§ **Records for the task**:
━━━━━━━━━━━━━━━━━━━━

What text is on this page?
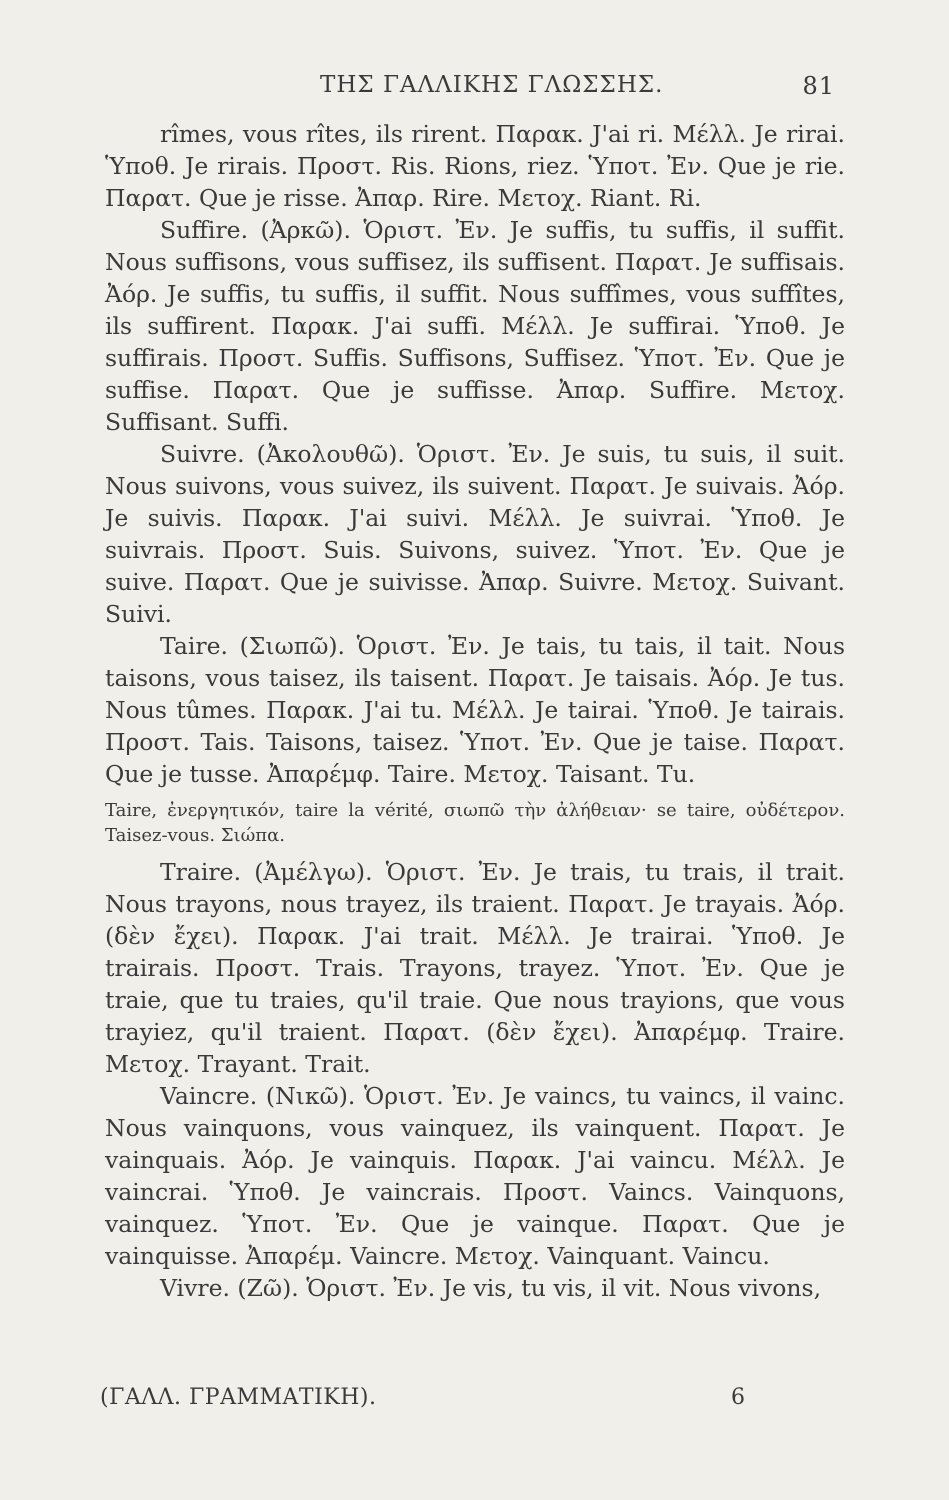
ΤΗΣ ΓΑΛΛΙΚΗΣ ΓΛΩΣΣΗΣ.	81

rîmes, vous rîtes, ils rirent. Παρακ. J'ai ri. Μέλλ. Je rirai. Ὑποθ. Je rirais. Προστ. Ris. Rions, riez. Ὑποτ. Ἐν. Que je rie. Παρατ. Que je risse. Ἀπαρ. Rire. Μετοχ. Riant. Ri.

Suffire. (Ἀρκῶ). Ὁριστ. Ἐν. Je suffis, tu suffis, il suffit. Nous suffisons, vous suffisez, ils suffisent. Παρατ. Je suffisais. Ἀόρ. Je suffis, tu suffis, il suffit. Nous suffîmes, vous suffîtes, ils suffirent. Παρακ. J'ai suffi. Μέλλ. Je suffirai. Ὑποθ. Je suffirais. Προστ. Suffis. Suffisons, Suffisez. Ὑποτ. Ἐν. Que je suffise. Παρατ. Que je suffisse. Ἀπαρ. Suffire. Μετοχ. Suffisant. Suffi.

Suivre. (Ἀκολουθῶ). Ὁριστ. Ἐν. Je suis, tu suis, il suit. Nous suivons, vous suivez, ils suivent. Παρατ. Je suivais. Ἀόρ. Je suivis. Παρακ. J'ai suivi. Μέλλ. Je suivrai. Ὑποθ. Je suivrais. Προστ. Suis. Suivons, suivez. Ὑποτ. Ἐν. Que je suive. Παρατ. Que je suivisse. Ἀπαρ. Suivre. Μετοχ. Suivant. Suivi.

Taire. (Σιωπῶ). Ὁριστ. Ἐν. Je tais, tu tais, il tait. Nous taisons, vous taisez, ils taisent. Παρατ. Je taisais. Ἀόρ. Je tus. Nous tûmes. Παρακ. J'ai tu. Μέλλ. Je tairai. Ὑποθ. Je tairais. Προστ. Tais. Taisons, taisez. Ὑποτ. Ἐν. Que je taise. Παρατ. Que je tusse. Ἀπαρέμφ. Taire. Μετοχ. Taisant. Tu.

Taire, ἐνεργητικόν, taire la vérité, σιωπῶ τὴν ἀλήθειαν· se taire, οὐδέτερον. Taisez-vous. Σιώπα.

Traire. (Ἀμέλγω). Ὁριστ. Ἐν. Je trais, tu trais, il trait. Nous trayons, nous trayez, ils traient. Παρατ. Je trayais. Ἀόρ. (δὲν ἔχει). Παρακ. J'ai trait. Μέλλ. Je trairai. Ὑποθ. Je trairais. Προστ. Trais. Trayons, trayez. Ὑποτ. Ἐν. Que je traie, que tu traies, qu'il traie. Que nous trayions, que vous trayiez, qu'il traient. Παρατ. (δὲν ἔχει). Ἀπαρέμφ. Traire. Μετοχ. Trayant. Trait.

Vaincre. (Νικῶ). Ὁριστ. Ἐν. Je vaincs, tu vaincs, il vainc. Nous vainquons, vous vainquez, ils vainquent. Παρατ. Je vainquais. Ἀόρ. Je vainquis. Παρακ. J'ai vaincu. Μέλλ. Je vaincrai. Ὑποθ. Je vaincrais. Προστ. Vaincs. Vainquons, vainquez. Ὑποτ. Ἐν. Que je vainque. Παρατ. Que je vainquisse. Ἀπαρέμ. Vaincre. Μετοχ. Vainquant. Vaincu.

Vivre. (Ζῶ). Ὁριστ. Ἐν. Je vis, tu vis, il vit. Nous vivons,

(ΓΑΛΛ. ΓΡΑΜΜΑΤΙΚΗ).	6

━━━━━━━━━━━━━━━━━━━━

§ **Exercise instructions**: Transcribe all the lines above exactly, apart from the pictures.

§ **Response**:
What text is on this page?
ΤΗΣ ΓΑΛΛΙΚΗΣ ΓΛΩΣΣΗΣ.	81

rîmes, vous rîtes, ils rirent. Παρακ. J'ai ri. Μέλλ. Je rirai. Ὑποθ. Je rirais. Προστ. Ris. Rions, riez. Ὑποτ. Ἐν. Que je rie. Παρατ. Que je risse. Ἀπαρ. Rire. Μετοχ. Riant. Ri.

Suffire. (Ἀρκῶ). Ὁριστ. Ἐν. Je suffis, tu suffis, il suffit. Nous suffisons, vous suffisez, ils suffisent. Παρατ. Je suffisais. Ἀόρ. Je suffis, tu suffis, il suffit. Nous suffîmes, vous suffîtes, ils suffirent. Παρακ. J'ai suffi. Μέλλ. Je suffirai. Ὑποθ. Je suffirais. Προστ. Suffis. Suffisons, Suffisez. Ὑποτ. Ἐν. Que je suffise. Παρατ. Que je suffisse. Ἀπαρ. Suffire. Μετοχ. Suffisant. Suffi.

Suivre. (Ἀκολουθῶ). Ὁριστ. Ἐν. Je suis, tu suis, il suit. Nous suivons, vous suivez, ils suivent. Παρατ. Je suivais. Ἀόρ. Je suivis. Παρακ. J'ai suivi. Μέλλ. Je suivrai. Ὑποθ. Je suivrais. Προστ. Suis. Suivons, suivez. Ὑποτ. Ἐν. Que je suive. Παρατ. Que je suivisse. Ἀπαρ. Suivre. Μετοχ. Suivant. Suivi.

Taire. (Σιωπῶ). Ὁριστ. Ἐν. Je tais, tu tais, il tait. Nous taisons, vous taisez, ils taisent. Παρατ. Je taisais. Ἀόρ. Je tus. Nous tûmes. Παρακ. J'ai tu. Μέλλ. Je tairai. Ὑποθ. Je tairais. Προστ. Tais. Taisons, taisez. Ὑποτ. Ἐν. Que je taise. Παρατ. Que je tusse. Ἀπαρέμφ. Taire. Μετοχ. Taisant. Tu.

Taire, ἐνεργητικόν, taire la vérité, σιωπῶ τὴν ἀλήθειαν· se taire, οὐδέτερον. Taisez-vous. Σιώπα.

Traire. (Ἀμέλγω). Ὁριστ. Ἐν. Je trais, tu trais, il trait. Nous trayons, nous trayez, ils traient. Παρατ. Je trayais. Ἀόρ. (δὲν ἔχει). Παρακ. J'ai trait. Μέλλ. Je trairai. Ὑποθ. Je trairais. Προστ. Trais. Trayons, trayez. Ὑποτ. Ἐν. Que je traie, que tu traies, qu'il traie. Que nous trayions, que vous trayiez, qu'il traient. Παρατ. (δὲν ἔχει). Ἀπαρέμφ. Traire. Μετοχ. Trayant. Trait.

Vaincre. (Νικῶ). Ὁριστ. Ἐν. Je vaincs, tu vaincs, il vainc. Nous vainquons, vous vainquez, ils vainquent. Παρατ. Je vainquais. Ἀόρ. Je vainquis. Παρακ. J'ai vaincu. Μέλλ. Je vaincrai. Ὑποθ. Je vaincrais. Προστ. Vaincs. Vainquons, vainquez. Ὑποτ. Ἐν. Que je vainque. Παρατ. Que je vainquisse. Ἀπαρέμ. Vaincre. Μετοχ. Vainquant. Vaincu.

Vivre. (Ζῶ). Ὁριστ. Ἐν. Je vis, tu vis, il vit. Nous vivons,

(ΓΑΛΛ. ΓΡΑΜΜΑΤΙΚΗ).	6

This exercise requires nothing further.